- Problem to solve: Make an exact transcription of the material, leaving out all images.

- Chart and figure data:
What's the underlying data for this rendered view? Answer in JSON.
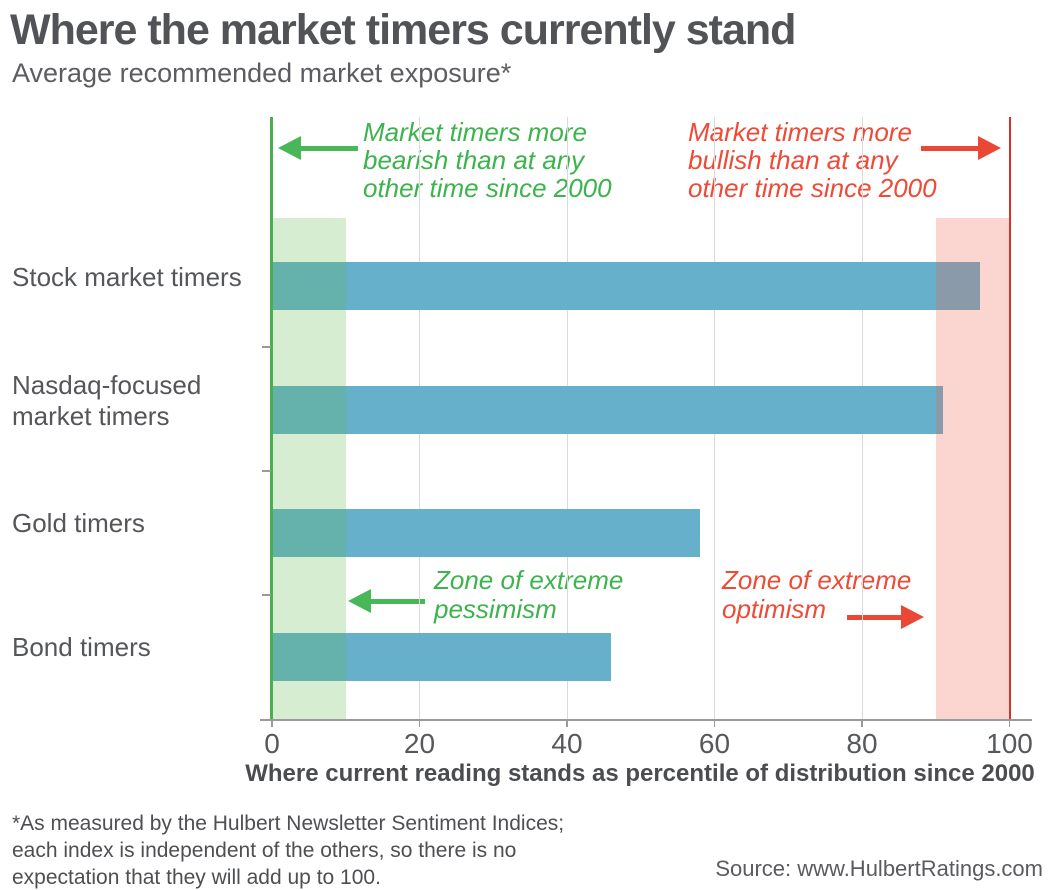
{
  "chart_data": {
    "type": "bar",
    "orientation": "horizontal",
    "title": "Where the market timers currently stand",
    "subtitle": "Average recommended market exposure*",
    "categories": [
      "Stock market timers",
      "Nasdaq-focused market timers",
      "Gold timers",
      "Bond timers"
    ],
    "category_display": [
      [
        "Stock market timers"
      ],
      [
        "Nasdaq-focused",
        "market timers"
      ],
      [
        "Gold timers"
      ],
      [
        "Bond timers"
      ]
    ],
    "values": [
      96,
      91,
      58,
      46
    ],
    "xlabel": "Where current reading stands as percentile of distribution since 2000",
    "xlim": [
      0,
      100
    ],
    "xticks": [
      0,
      20,
      40,
      60,
      80,
      100
    ],
    "grid": true,
    "legend": "none",
    "bar_color": "#67b0cc",
    "zones": [
      {
        "name": "extreme-pessimism",
        "range": [
          0,
          10
        ],
        "fill": "rgba(91,183,71,0.25)",
        "label_lines": [
          "Zone of extreme",
          "pessimism"
        ],
        "arrow": "left"
      },
      {
        "name": "extreme-optimism",
        "range": [
          90,
          100
        ],
        "fill": "rgba(240,92,69,0.26)",
        "label_lines": [
          "Zone of extreme",
          "optimism"
        ],
        "arrow": "right"
      }
    ],
    "annotations": [
      {
        "name": "bearish",
        "arrow": "left",
        "lines": [
          "Market timers more",
          "bearish than at any",
          "other time since 2000"
        ]
      },
      {
        "name": "bullish",
        "arrow": "right",
        "lines": [
          "Market timers more",
          "bullish than at any",
          "other time since 2000"
        ]
      }
    ]
  },
  "colors": {
    "green": "#3cb34d",
    "red": "#ee4a36",
    "green_arrow": "#47b757",
    "red_arrow": "#ea4734",
    "green_line": "#4cae51",
    "red_line": "#d3342a",
    "bar": "#67b0cc",
    "grid": "#dadada",
    "axis": "#9a9a9a"
  },
  "footer": {
    "footnote_lines": [
      "*As measured by the Hulbert Newsletter Sentiment Indices;",
      "each index is independent of the others, so there is no",
      "expectation that they will add up to 100."
    ],
    "source": "Source: www.HulbertRatings.com"
  }
}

- Output for this exercise:
What's the underlying data for this rendered view? Answer in JSON.
{
  "chart_data": {
    "type": "bar",
    "orientation": "horizontal",
    "title": "Where the market timers currently stand",
    "subtitle": "Average recommended market exposure*",
    "categories": [
      "Stock market timers",
      "Nasdaq-focused market timers",
      "Gold timers",
      "Bond timers"
    ],
    "category_display": [
      [
        "Stock market timers"
      ],
      [
        "Nasdaq-focused",
        "market timers"
      ],
      [
        "Gold timers"
      ],
      [
        "Bond timers"
      ]
    ],
    "values": [
      96,
      91,
      58,
      46
    ],
    "xlabel": "Where current reading stands as percentile of distribution since 2000",
    "xlim": [
      0,
      100
    ],
    "xticks": [
      0,
      20,
      40,
      60,
      80,
      100
    ],
    "grid": true,
    "legend": "none",
    "bar_color": "#67b0cc",
    "zones": [
      {
        "name": "extreme-pessimism",
        "range": [
          0,
          10
        ],
        "fill": "rgba(91,183,71,0.25)",
        "label_lines": [
          "Zone of extreme",
          "pessimism"
        ],
        "arrow": "left"
      },
      {
        "name": "extreme-optimism",
        "range": [
          90,
          100
        ],
        "fill": "rgba(240,92,69,0.26)",
        "label_lines": [
          "Zone of extreme",
          "optimism"
        ],
        "arrow": "right"
      }
    ],
    "annotations": [
      {
        "name": "bearish",
        "arrow": "left",
        "lines": [
          "Market timers more",
          "bearish than at any",
          "other time since 2000"
        ]
      },
      {
        "name": "bullish",
        "arrow": "right",
        "lines": [
          "Market timers more",
          "bullish than at any",
          "other time since 2000"
        ]
      }
    ]
  },
  "colors": {
    "green": "#3cb34d",
    "red": "#ee4a36",
    "green_arrow": "#47b757",
    "red_arrow": "#ea4734",
    "green_line": "#4cae51",
    "red_line": "#d3342a",
    "bar": "#67b0cc",
    "grid": "#dadada",
    "axis": "#9a9a9a"
  },
  "footer": {
    "footnote_lines": [
      "*As measured by the Hulbert Newsletter Sentiment Indices;",
      "each index is independent of the others, so there is no",
      "expectation that they will add up to 100."
    ],
    "source": "Source: www.HulbertRatings.com"
  }
}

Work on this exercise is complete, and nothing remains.